-- start of Dataset records --

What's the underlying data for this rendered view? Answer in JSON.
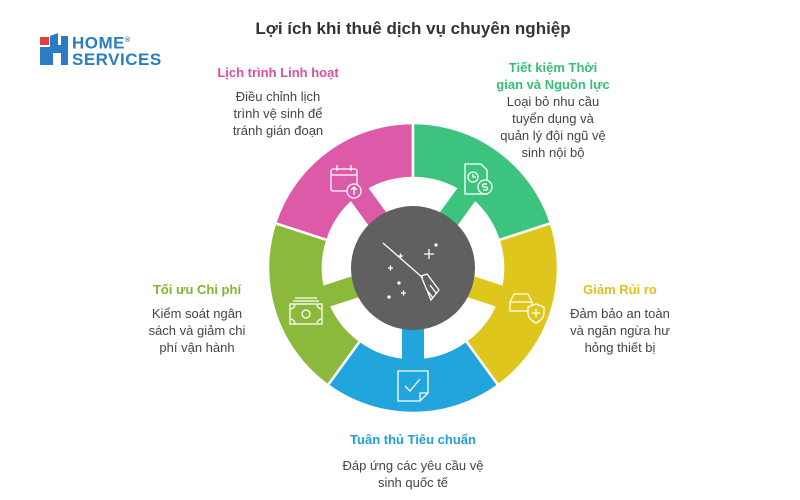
{
  "title": "Lợi ích khi thuê dịch vụ chuyên nghiệp",
  "logo": {
    "line1": "HOME",
    "line2": "SERVICES",
    "registered": "®"
  },
  "colors": {
    "pink": "#dd5aa8",
    "green": "#3cc47f",
    "yellow": "#dfc61d",
    "blue": "#21a5dc",
    "olive": "#8bb93c",
    "center": "#606060",
    "logo_blue": "#2a7dc2",
    "logo_red": "#e0403a"
  },
  "center_icon": "broom-sparkle-icon",
  "benefits": [
    {
      "heading": "Lịch trình Linh hoạt",
      "lines": [
        "Điều chỉnh lịch",
        "trình vệ sinh để",
        "tránh gián đoạn"
      ],
      "icon": "calendar-arrow-up-icon",
      "color": "#d94fa3"
    },
    {
      "heading_lines": [
        "Tiết kiệm Thời",
        "gian và Nguồn lực"
      ],
      "lines": [
        "Loại bỏ nhu cầu",
        "tuyển dụng và",
        "quản lý đội ngũ vệ",
        "sinh nội bộ"
      ],
      "icon": "document-clock-dollar-icon",
      "color": "#37bd78"
    },
    {
      "heading": "Giảm Rủi ro",
      "lines": [
        "Đảm bảo an toàn",
        "và ngăn ngừa hư",
        "hỏng thiết bị"
      ],
      "icon": "car-shield-icon",
      "color": "#dcc21a"
    },
    {
      "heading": "Tuân thủ Tiêu chuẩn",
      "lines": [
        "Đáp ứng các yêu cầu vệ",
        "sinh quốc tế"
      ],
      "icon": "document-check-icon",
      "color": "#1fa0d8"
    },
    {
      "heading": "Tối ưu Chi phí",
      "lines": [
        "Kiểm soát ngân",
        "sách và giảm chi",
        "phí vận hành"
      ],
      "icon": "money-stack-icon",
      "color": "#84b32f"
    }
  ]
}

-- end of Dataset records --

Task directions
Without the pictures, repeat the listing above exactly.

Correct response
What's the underlying data for this rendered view? Answer in JSON.
{
  "title": "Lợi ích khi thuê dịch vụ chuyên nghiệp",
  "logo": {
    "line1": "HOME",
    "line2": "SERVICES",
    "registered": "®"
  },
  "colors": {
    "pink": "#dd5aa8",
    "green": "#3cc47f",
    "yellow": "#dfc61d",
    "blue": "#21a5dc",
    "olive": "#8bb93c",
    "center": "#606060",
    "logo_blue": "#2a7dc2",
    "logo_red": "#e0403a"
  },
  "center_icon": "broom-sparkle-icon",
  "benefits": [
    {
      "heading": "Lịch trình Linh hoạt",
      "lines": [
        "Điều chỉnh lịch",
        "trình vệ sinh để",
        "tránh gián đoạn"
      ],
      "icon": "calendar-arrow-up-icon",
      "color": "#d94fa3"
    },
    {
      "heading_lines": [
        "Tiết kiệm Thời",
        "gian và Nguồn lực"
      ],
      "lines": [
        "Loại bỏ nhu cầu",
        "tuyển dụng và",
        "quản lý đội ngũ vệ",
        "sinh nội bộ"
      ],
      "icon": "document-clock-dollar-icon",
      "color": "#37bd78"
    },
    {
      "heading": "Giảm Rủi ro",
      "lines": [
        "Đảm bảo an toàn",
        "và ngăn ngừa hư",
        "hỏng thiết bị"
      ],
      "icon": "car-shield-icon",
      "color": "#dcc21a"
    },
    {
      "heading": "Tuân thủ Tiêu chuẩn",
      "lines": [
        "Đáp ứng các yêu cầu vệ",
        "sinh quốc tế"
      ],
      "icon": "document-check-icon",
      "color": "#1fa0d8"
    },
    {
      "heading": "Tối ưu Chi phí",
      "lines": [
        "Kiểm soát ngân",
        "sách và giảm chi",
        "phí vận hành"
      ],
      "icon": "money-stack-icon",
      "color": "#84b32f"
    }
  ]
}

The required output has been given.